> WRITTEN PROBLEM:
Copy every line, leaving nothing out and adding nothing.

— Begin STORED DATA —

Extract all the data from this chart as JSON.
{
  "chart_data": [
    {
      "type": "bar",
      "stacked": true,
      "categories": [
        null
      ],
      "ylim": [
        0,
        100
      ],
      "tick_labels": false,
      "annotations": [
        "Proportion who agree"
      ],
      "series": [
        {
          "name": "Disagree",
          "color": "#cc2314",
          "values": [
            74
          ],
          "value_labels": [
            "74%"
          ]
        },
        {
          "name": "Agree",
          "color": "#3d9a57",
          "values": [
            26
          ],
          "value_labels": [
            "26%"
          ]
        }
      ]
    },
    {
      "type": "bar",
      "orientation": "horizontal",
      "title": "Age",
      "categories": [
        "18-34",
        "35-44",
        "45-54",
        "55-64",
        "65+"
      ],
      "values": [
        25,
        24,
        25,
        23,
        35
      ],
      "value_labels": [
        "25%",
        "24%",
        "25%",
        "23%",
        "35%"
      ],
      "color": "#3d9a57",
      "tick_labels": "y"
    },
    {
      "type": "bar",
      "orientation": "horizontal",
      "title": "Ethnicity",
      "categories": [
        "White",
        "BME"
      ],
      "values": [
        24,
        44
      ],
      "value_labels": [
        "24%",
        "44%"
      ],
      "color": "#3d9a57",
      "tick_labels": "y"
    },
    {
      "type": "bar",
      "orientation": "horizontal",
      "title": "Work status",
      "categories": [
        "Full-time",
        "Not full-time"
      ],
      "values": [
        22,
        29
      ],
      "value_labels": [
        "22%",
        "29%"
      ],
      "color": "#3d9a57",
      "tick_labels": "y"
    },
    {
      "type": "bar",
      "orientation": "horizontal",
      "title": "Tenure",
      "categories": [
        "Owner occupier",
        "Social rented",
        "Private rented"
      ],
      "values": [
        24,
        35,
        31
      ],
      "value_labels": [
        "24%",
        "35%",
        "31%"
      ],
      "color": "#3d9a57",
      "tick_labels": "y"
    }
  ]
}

— End STORED DATA —

> OUTPUT OF THE TASK:
Extract all the data from this chart as JSON.
{
  "chart_data": [
    {
      "type": "bar",
      "stacked": true,
      "categories": [
        null
      ],
      "ylim": [
        0,
        100
      ],
      "tick_labels": false,
      "annotations": [
        "Proportion who agree"
      ],
      "series": [
        {
          "name": "Disagree",
          "color": "#cc2314",
          "values": [
            74
          ],
          "value_labels": [
            "74%"
          ]
        },
        {
          "name": "Agree",
          "color": "#3d9a57",
          "values": [
            26
          ],
          "value_labels": [
            "26%"
          ]
        }
      ]
    },
    {
      "type": "bar",
      "orientation": "horizontal",
      "title": "Age",
      "categories": [
        "18-34",
        "35-44",
        "45-54",
        "55-64",
        "65+"
      ],
      "values": [
        25,
        24,
        25,
        23,
        35
      ],
      "value_labels": [
        "25%",
        "24%",
        "25%",
        "23%",
        "35%"
      ],
      "color": "#3d9a57",
      "tick_labels": "y"
    },
    {
      "type": "bar",
      "orientation": "horizontal",
      "title": "Ethnicity",
      "categories": [
        "White",
        "BME"
      ],
      "values": [
        24,
        44
      ],
      "value_labels": [
        "24%",
        "44%"
      ],
      "color": "#3d9a57",
      "tick_labels": "y"
    },
    {
      "type": "bar",
      "orientation": "horizontal",
      "title": "Work status",
      "categories": [
        "Full-time",
        "Not full-time"
      ],
      "values": [
        22,
        29
      ],
      "value_labels": [
        "22%",
        "29%"
      ],
      "color": "#3d9a57",
      "tick_labels": "y"
    },
    {
      "type": "bar",
      "orientation": "horizontal",
      "title": "Tenure",
      "categories": [
        "Owner occupier",
        "Social rented",
        "Private rented"
      ],
      "values": [
        24,
        35,
        31
      ],
      "value_labels": [
        "24%",
        "35%",
        "31%"
      ],
      "color": "#3d9a57",
      "tick_labels": "y"
    }
  ]
}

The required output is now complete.